= PROBLEM =
Repeat each entry as written, dropping any picture you find.

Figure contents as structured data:
— begin —

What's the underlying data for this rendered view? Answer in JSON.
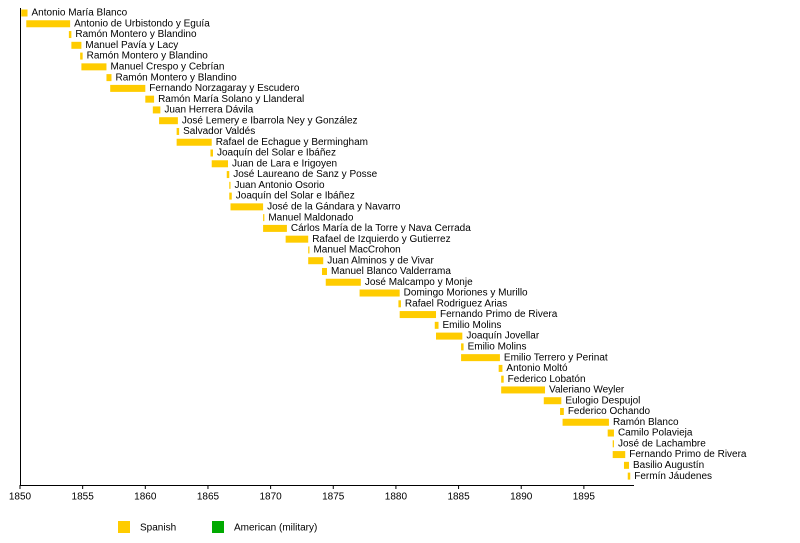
{
  "chart_data": {
    "type": "timeline",
    "xlim": [
      1850,
      1899
    ],
    "xticks": [
      1850,
      1855,
      1860,
      1865,
      1870,
      1875,
      1880,
      1885,
      1890,
      1895
    ],
    "series": [
      {
        "name": "Spanish",
        "color": "#ffcc00"
      },
      {
        "name": "American (military)",
        "color": "#00aa00"
      }
    ],
    "bars": [
      {
        "label": "Antonio María Blanco",
        "start": 1850.1,
        "end": 1850.6
      },
      {
        "label": "Antonio de Urbistondo y Eguía",
        "start": 1850.5,
        "end": 1854.0
      },
      {
        "label": "Ramón Montero y Blandino",
        "start": 1853.9,
        "end": 1854.1
      },
      {
        "label": "Manuel Pavía y Lacy",
        "start": 1854.1,
        "end": 1854.9
      },
      {
        "label": "Ramón Montero y Blandino",
        "start": 1854.8,
        "end": 1855.0
      },
      {
        "label": "Manuel Crespo y Cebrían",
        "start": 1854.9,
        "end": 1856.9
      },
      {
        "label": "Ramón Montero y Blandino",
        "start": 1856.9,
        "end": 1857.3
      },
      {
        "label": "Fernando Norzagaray y Escudero",
        "start": 1857.2,
        "end": 1860.0
      },
      {
        "label": "Ramón María Solano y Llanderal",
        "start": 1860.0,
        "end": 1860.7
      },
      {
        "label": "Juan Herrera Dávila",
        "start": 1860.6,
        "end": 1861.2
      },
      {
        "label": "José Lemery e Ibarrola Ney y González",
        "start": 1861.1,
        "end": 1862.6
      },
      {
        "label": "Salvador Valdés",
        "start": 1862.5,
        "end": 1862.7
      },
      {
        "label": "Rafael de Echague y Bermingham",
        "start": 1862.5,
        "end": 1865.3
      },
      {
        "label": "Joaquín del Solar e Ibáñez",
        "start": 1865.2,
        "end": 1865.4
      },
      {
        "label": "Juan de Lara e Irigoyen",
        "start": 1865.3,
        "end": 1866.6
      },
      {
        "label": "José Laureano de Sanz y Posse",
        "start": 1866.5,
        "end": 1866.7
      },
      {
        "label": "Juan Antonio Osorio",
        "start": 1866.7,
        "end": 1866.8
      },
      {
        "label": "Joaquín del Solar e Ibáñez",
        "start": 1866.7,
        "end": 1866.9
      },
      {
        "label": "José de la Gándara y Navarro",
        "start": 1866.8,
        "end": 1869.4
      },
      {
        "label": "Manuel Maldonado",
        "start": 1869.4,
        "end": 1869.5
      },
      {
        "label": "Cárlos María de la Torre y Nava Cerrada",
        "start": 1869.4,
        "end": 1871.3
      },
      {
        "label": "Rafael de Izquierdo y Gutierrez",
        "start": 1871.2,
        "end": 1873.0
      },
      {
        "label": "Manuel MacCrohon",
        "start": 1873.0,
        "end": 1873.1
      },
      {
        "label": "Juan Alminos y de Vivar",
        "start": 1873.0,
        "end": 1874.2
      },
      {
        "label": "Manuel Blanco Valderrama",
        "start": 1874.1,
        "end": 1874.5
      },
      {
        "label": "José Malcampo y Monje",
        "start": 1874.4,
        "end": 1877.2
      },
      {
        "label": "Domingo Moriones y Murillo",
        "start": 1877.1,
        "end": 1880.3
      },
      {
        "label": "Rafael Rodriguez Arias",
        "start": 1880.2,
        "end": 1880.4
      },
      {
        "label": "Fernando Primo de Rivera",
        "start": 1880.3,
        "end": 1883.2
      },
      {
        "label": "Emilio Molins",
        "start": 1883.1,
        "end": 1883.4
      },
      {
        "label": "Joaquín Jovellar",
        "start": 1883.2,
        "end": 1885.3
      },
      {
        "label": "Emilio Molins",
        "start": 1885.2,
        "end": 1885.4
      },
      {
        "label": "Emilio Terrero y Perinat",
        "start": 1885.2,
        "end": 1888.3
      },
      {
        "label": "Antonio Moltó",
        "start": 1888.2,
        "end": 1888.5
      },
      {
        "label": "Federico Lobatón",
        "start": 1888.4,
        "end": 1888.6
      },
      {
        "label": "Valeriano Weyler",
        "start": 1888.4,
        "end": 1891.9
      },
      {
        "label": "Eulogio Despujol",
        "start": 1891.8,
        "end": 1893.2
      },
      {
        "label": "Federico Ochando",
        "start": 1893.1,
        "end": 1893.4
      },
      {
        "label": "Ramón Blanco",
        "start": 1893.3,
        "end": 1897.0
      },
      {
        "label": "Camilo Polavieja",
        "start": 1896.9,
        "end": 1897.4
      },
      {
        "label": "José de Lachambre",
        "start": 1897.3,
        "end": 1897.4
      },
      {
        "label": "Fernando Primo de Rivera",
        "start": 1897.3,
        "end": 1898.3
      },
      {
        "label": "Basilio Augustín",
        "start": 1898.2,
        "end": 1898.6
      },
      {
        "label": "Fermín Jáudenes",
        "start": 1898.5,
        "end": 1898.7
      }
    ]
  }
}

— end —

= FULL RESPONSE =
What's the underlying data for this rendered view? Answer in JSON.
{
  "chart_data": {
    "type": "timeline",
    "xlim": [
      1850,
      1899
    ],
    "xticks": [
      1850,
      1855,
      1860,
      1865,
      1870,
      1875,
      1880,
      1885,
      1890,
      1895
    ],
    "series": [
      {
        "name": "Spanish",
        "color": "#ffcc00"
      },
      {
        "name": "American (military)",
        "color": "#00aa00"
      }
    ],
    "bars": [
      {
        "label": "Antonio María Blanco",
        "start": 1850.1,
        "end": 1850.6
      },
      {
        "label": "Antonio de Urbistondo y Eguía",
        "start": 1850.5,
        "end": 1854.0
      },
      {
        "label": "Ramón Montero y Blandino",
        "start": 1853.9,
        "end": 1854.1
      },
      {
        "label": "Manuel Pavía y Lacy",
        "start": 1854.1,
        "end": 1854.9
      },
      {
        "label": "Ramón Montero y Blandino",
        "start": 1854.8,
        "end": 1855.0
      },
      {
        "label": "Manuel Crespo y Cebrían",
        "start": 1854.9,
        "end": 1856.9
      },
      {
        "label": "Ramón Montero y Blandino",
        "start": 1856.9,
        "end": 1857.3
      },
      {
        "label": "Fernando Norzagaray y Escudero",
        "start": 1857.2,
        "end": 1860.0
      },
      {
        "label": "Ramón María Solano y Llanderal",
        "start": 1860.0,
        "end": 1860.7
      },
      {
        "label": "Juan Herrera Dávila",
        "start": 1860.6,
        "end": 1861.2
      },
      {
        "label": "José Lemery e Ibarrola Ney y González",
        "start": 1861.1,
        "end": 1862.6
      },
      {
        "label": "Salvador Valdés",
        "start": 1862.5,
        "end": 1862.7
      },
      {
        "label": "Rafael de Echague y Bermingham",
        "start": 1862.5,
        "end": 1865.3
      },
      {
        "label": "Joaquín del Solar e Ibáñez",
        "start": 1865.2,
        "end": 1865.4
      },
      {
        "label": "Juan de Lara e Irigoyen",
        "start": 1865.3,
        "end": 1866.6
      },
      {
        "label": "José Laureano de Sanz y Posse",
        "start": 1866.5,
        "end": 1866.7
      },
      {
        "label": "Juan Antonio Osorio",
        "start": 1866.7,
        "end": 1866.8
      },
      {
        "label": "Joaquín del Solar e Ibáñez",
        "start": 1866.7,
        "end": 1866.9
      },
      {
        "label": "José de la Gándara y Navarro",
        "start": 1866.8,
        "end": 1869.4
      },
      {
        "label": "Manuel Maldonado",
        "start": 1869.4,
        "end": 1869.5
      },
      {
        "label": "Cárlos María de la Torre y Nava Cerrada",
        "start": 1869.4,
        "end": 1871.3
      },
      {
        "label": "Rafael de Izquierdo y Gutierrez",
        "start": 1871.2,
        "end": 1873.0
      },
      {
        "label": "Manuel MacCrohon",
        "start": 1873.0,
        "end": 1873.1
      },
      {
        "label": "Juan Alminos y de Vivar",
        "start": 1873.0,
        "end": 1874.2
      },
      {
        "label": "Manuel Blanco Valderrama",
        "start": 1874.1,
        "end": 1874.5
      },
      {
        "label": "José Malcampo y Monje",
        "start": 1874.4,
        "end": 1877.2
      },
      {
        "label": "Domingo Moriones y Murillo",
        "start": 1877.1,
        "end": 1880.3
      },
      {
        "label": "Rafael Rodriguez Arias",
        "start": 1880.2,
        "end": 1880.4
      },
      {
        "label": "Fernando Primo de Rivera",
        "start": 1880.3,
        "end": 1883.2
      },
      {
        "label": "Emilio Molins",
        "start": 1883.1,
        "end": 1883.4
      },
      {
        "label": "Joaquín Jovellar",
        "start": 1883.2,
        "end": 1885.3
      },
      {
        "label": "Emilio Molins",
        "start": 1885.2,
        "end": 1885.4
      },
      {
        "label": "Emilio Terrero y Perinat",
        "start": 1885.2,
        "end": 1888.3
      },
      {
        "label": "Antonio Moltó",
        "start": 1888.2,
        "end": 1888.5
      },
      {
        "label": "Federico Lobatón",
        "start": 1888.4,
        "end": 1888.6
      },
      {
        "label": "Valeriano Weyler",
        "start": 1888.4,
        "end": 1891.9
      },
      {
        "label": "Eulogio Despujol",
        "start": 1891.8,
        "end": 1893.2
      },
      {
        "label": "Federico Ochando",
        "start": 1893.1,
        "end": 1893.4
      },
      {
        "label": "Ramón Blanco",
        "start": 1893.3,
        "end": 1897.0
      },
      {
        "label": "Camilo Polavieja",
        "start": 1896.9,
        "end": 1897.4
      },
      {
        "label": "José de Lachambre",
        "start": 1897.3,
        "end": 1897.4
      },
      {
        "label": "Fernando Primo de Rivera",
        "start": 1897.3,
        "end": 1898.3
      },
      {
        "label": "Basilio Augustín",
        "start": 1898.2,
        "end": 1898.6
      },
      {
        "label": "Fermín Jáudenes",
        "start": 1898.5,
        "end": 1898.7
      }
    ]
  }
}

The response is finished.